[Start of ENTRIES]

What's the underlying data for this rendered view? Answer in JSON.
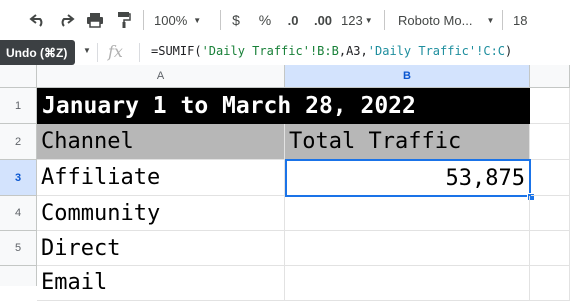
{
  "toolbar": {
    "zoom": "100%",
    "currency": "$",
    "percent": "%",
    "decrease_decimals": ".0",
    "increase_decimals": ".00",
    "number_format": "123",
    "font": "Roboto Mo...",
    "font_size": "18"
  },
  "tooltip": "Undo (⌘Z)",
  "formula_bar": {
    "fx": "fx",
    "formula_prefix": "=SUMIF(",
    "formula_ref1": "'Daily Traffic'!B:B",
    "formula_mid": ",A3,",
    "formula_ref2": "'Daily Traffic'!C:C",
    "formula_suffix": ")"
  },
  "columns": [
    "A",
    "B"
  ],
  "rows": [
    "1",
    "2",
    "3",
    "4",
    "5"
  ],
  "sheet": {
    "title": "January 1 to March 28, 2022",
    "headers": [
      "Channel",
      "Total Traffic"
    ],
    "data": [
      {
        "channel": "Affiliate",
        "total": "53,875"
      },
      {
        "channel": "Community",
        "total": ""
      },
      {
        "channel": "Direct",
        "total": ""
      },
      {
        "channel": "Email",
        "total": ""
      }
    ]
  },
  "colors": {
    "title_bg": "#000000",
    "header_bg": "#b7b7b7",
    "selection": "#1a73e8"
  }
}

[End of ENTRIES]

> **AIM**
Display every line of the listing that contains the string "Daily".

> **COMPLETE RESPONSE**
    "formula_ref1": "'Daily Traffic'!B:B",
    "formula_ref2": "'Daily Traffic'!C:C",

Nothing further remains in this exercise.